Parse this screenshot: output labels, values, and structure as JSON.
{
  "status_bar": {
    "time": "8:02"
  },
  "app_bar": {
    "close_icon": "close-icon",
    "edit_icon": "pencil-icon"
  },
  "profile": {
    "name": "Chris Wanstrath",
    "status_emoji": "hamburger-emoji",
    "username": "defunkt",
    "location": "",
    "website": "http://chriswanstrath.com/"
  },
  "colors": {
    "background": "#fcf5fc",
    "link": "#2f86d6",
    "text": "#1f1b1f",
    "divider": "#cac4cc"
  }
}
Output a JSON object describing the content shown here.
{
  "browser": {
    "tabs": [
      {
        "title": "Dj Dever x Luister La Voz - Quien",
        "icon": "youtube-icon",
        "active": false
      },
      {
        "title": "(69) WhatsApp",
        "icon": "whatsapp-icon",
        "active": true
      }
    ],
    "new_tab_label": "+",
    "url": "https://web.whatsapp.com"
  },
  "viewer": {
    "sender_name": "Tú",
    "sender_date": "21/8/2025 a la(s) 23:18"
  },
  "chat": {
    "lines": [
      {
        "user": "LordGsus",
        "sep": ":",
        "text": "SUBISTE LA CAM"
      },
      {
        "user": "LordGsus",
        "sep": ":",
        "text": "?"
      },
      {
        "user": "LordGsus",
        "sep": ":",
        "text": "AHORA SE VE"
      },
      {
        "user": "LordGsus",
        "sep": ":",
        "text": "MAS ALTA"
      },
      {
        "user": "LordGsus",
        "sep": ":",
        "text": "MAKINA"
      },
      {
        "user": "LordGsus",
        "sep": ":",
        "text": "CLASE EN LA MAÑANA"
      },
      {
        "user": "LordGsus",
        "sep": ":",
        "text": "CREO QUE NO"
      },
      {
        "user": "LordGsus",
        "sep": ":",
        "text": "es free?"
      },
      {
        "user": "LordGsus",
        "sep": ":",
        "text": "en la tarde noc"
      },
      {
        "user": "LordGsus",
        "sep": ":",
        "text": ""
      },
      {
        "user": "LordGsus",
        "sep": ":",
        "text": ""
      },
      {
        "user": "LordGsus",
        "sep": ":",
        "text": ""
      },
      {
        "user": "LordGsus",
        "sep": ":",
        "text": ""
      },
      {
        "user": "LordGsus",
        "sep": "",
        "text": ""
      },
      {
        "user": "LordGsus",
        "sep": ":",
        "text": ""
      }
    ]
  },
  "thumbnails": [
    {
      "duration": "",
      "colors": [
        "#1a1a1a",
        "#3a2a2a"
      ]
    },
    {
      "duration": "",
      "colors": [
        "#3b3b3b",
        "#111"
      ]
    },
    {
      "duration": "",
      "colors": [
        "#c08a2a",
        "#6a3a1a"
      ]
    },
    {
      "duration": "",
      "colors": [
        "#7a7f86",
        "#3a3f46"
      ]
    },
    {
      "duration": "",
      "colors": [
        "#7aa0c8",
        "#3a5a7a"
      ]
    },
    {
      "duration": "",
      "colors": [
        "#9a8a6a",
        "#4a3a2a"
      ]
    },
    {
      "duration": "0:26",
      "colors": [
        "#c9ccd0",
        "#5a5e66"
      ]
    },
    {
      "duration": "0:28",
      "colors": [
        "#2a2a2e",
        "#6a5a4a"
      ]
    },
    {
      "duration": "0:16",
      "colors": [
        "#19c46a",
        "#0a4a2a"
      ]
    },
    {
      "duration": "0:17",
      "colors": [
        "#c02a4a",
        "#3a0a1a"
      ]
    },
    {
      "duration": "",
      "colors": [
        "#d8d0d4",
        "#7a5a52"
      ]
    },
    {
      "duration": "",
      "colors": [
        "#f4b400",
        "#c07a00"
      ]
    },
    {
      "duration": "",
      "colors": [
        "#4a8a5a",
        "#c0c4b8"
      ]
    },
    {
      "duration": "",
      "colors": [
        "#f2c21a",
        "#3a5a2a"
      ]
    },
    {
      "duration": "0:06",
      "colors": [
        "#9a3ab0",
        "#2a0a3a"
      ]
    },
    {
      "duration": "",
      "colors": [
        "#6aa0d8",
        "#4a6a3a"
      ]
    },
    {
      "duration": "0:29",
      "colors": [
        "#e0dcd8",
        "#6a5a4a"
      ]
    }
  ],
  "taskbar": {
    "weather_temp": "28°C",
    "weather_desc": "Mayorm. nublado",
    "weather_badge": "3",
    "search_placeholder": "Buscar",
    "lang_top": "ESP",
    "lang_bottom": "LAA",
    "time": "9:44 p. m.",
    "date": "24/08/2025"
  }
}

..........

### Exercise goal
Every line of the material must be returned exactly as it appears.

### Task answer
Parse this screenshot: output labels, values, and structure as JSON.
{
  "status_bar": {
    "time": "8:02"
  },
  "app_bar": {
    "close_icon": "close-icon",
    "edit_icon": "pencil-icon"
  },
  "profile": {
    "name": "Chris Wanstrath",
    "status_emoji": "hamburger-emoji",
    "username": "defunkt",
    "location": "",
    "website": "http://chriswanstrath.com/"
  },
  "colors": {
    "background": "#fcf5fc",
    "link": "#2f86d6",
    "text": "#1f1b1f",
    "divider": "#cac4cc"
  }
}
Output a JSON object describing the content shown here.
{
  "browser": {
    "tabs": [
      {
        "title": "Dj Dever x Luister La Voz - Quien",
        "icon": "youtube-icon",
        "active": false
      },
      {
        "title": "(69) WhatsApp",
        "icon": "whatsapp-icon",
        "active": true
      }
    ],
    "new_tab_label": "+",
    "url": "https://web.whatsapp.com"
  },
  "viewer": {
    "sender_name": "Tú",
    "sender_date": "21/8/2025 a la(s) 23:18"
  },
  "chat": {
    "lines": [
      {
        "user": "LordGsus",
        "sep": ":",
        "text": "SUBISTE LA CAM"
      },
      {
        "user": "LordGsus",
        "sep": ":",
        "text": "?"
      },
      {
        "user": "LordGsus",
        "sep": ":",
        "text": "AHORA SE VE"
      },
      {
        "user": "LordGsus",
        "sep": ":",
        "text": "MAS ALTA"
      },
      {
        "user": "LordGsus",
        "sep": ":",
        "text": "MAKINA"
      },
      {
        "user": "LordGsus",
        "sep": ":",
        "text": "CLASE EN LA MAÑANA"
      },
      {
        "user": "LordGsus",
        "sep": ":",
        "text": "CREO QUE NO"
      },
      {
        "user": "LordGsus",
        "sep": ":",
        "text": "es free?"
      },
      {
        "user": "LordGsus",
        "sep": ":",
        "text": "en la tarde noc"
      },
      {
        "user": "LordGsus",
        "sep": ":",
        "text": ""
      },
      {
        "user": "LordGsus",
        "sep": ":",
        "text": ""
      },
      {
        "user": "LordGsus",
        "sep": ":",
        "text": ""
      },
      {
        "user": "LordGsus",
        "sep": ":",
        "text": ""
      },
      {
        "user": "LordGsus",
        "sep": "",
        "text": ""
      },
      {
        "user": "LordGsus",
        "sep": ":",
        "text": ""
      }
    ]
  },
  "thumbnails": [
    {
      "duration": "",
      "colors": [
        "#1a1a1a",
        "#3a2a2a"
      ]
    },
    {
      "duration": "",
      "colors": [
        "#3b3b3b",
        "#111"
      ]
    },
    {
      "duration": "",
      "colors": [
        "#c08a2a",
        "#6a3a1a"
      ]
    },
    {
      "duration": "",
      "colors": [
        "#7a7f86",
        "#3a3f46"
      ]
    },
    {
      "duration": "",
      "colors": [
        "#7aa0c8",
        "#3a5a7a"
      ]
    },
    {
      "duration": "",
      "colors": [
        "#9a8a6a",
        "#4a3a2a"
      ]
    },
    {
      "duration": "0:26",
      "colors": [
        "#c9ccd0",
        "#5a5e66"
      ]
    },
    {
      "duration": "0:28",
      "colors": [
        "#2a2a2e",
        "#6a5a4a"
      ]
    },
    {
      "duration": "0:16",
      "colors": [
        "#19c46a",
        "#0a4a2a"
      ]
    },
    {
      "duration": "0:17",
      "colors": [
        "#c02a4a",
        "#3a0a1a"
      ]
    },
    {
      "duration": "",
      "colors": [
        "#d8d0d4",
        "#7a5a52"
      ]
    },
    {
      "duration": "",
      "colors": [
        "#f4b400",
        "#c07a00"
      ]
    },
    {
      "duration": "",
      "colors": [
        "#4a8a5a",
        "#c0c4b8"
      ]
    },
    {
      "duration": "",
      "colors": [
        "#f2c21a",
        "#3a5a2a"
      ]
    },
    {
      "duration": "0:06",
      "colors": [
        "#9a3ab0",
        "#2a0a3a"
      ]
    },
    {
      "duration": "",
      "colors": [
        "#6aa0d8",
        "#4a6a3a"
      ]
    },
    {
      "duration": "0:29",
      "colors": [
        "#e0dcd8",
        "#6a5a4a"
      ]
    }
  ],
  "taskbar": {
    "weather_temp": "28°C",
    "weather_desc": "Mayorm. nublado",
    "weather_badge": "3",
    "search_placeholder": "Buscar",
    "lang_top": "ESP",
    "lang_bottom": "LAA",
    "time": "9:44 p. m.",
    "date": "24/08/2025"
  }
}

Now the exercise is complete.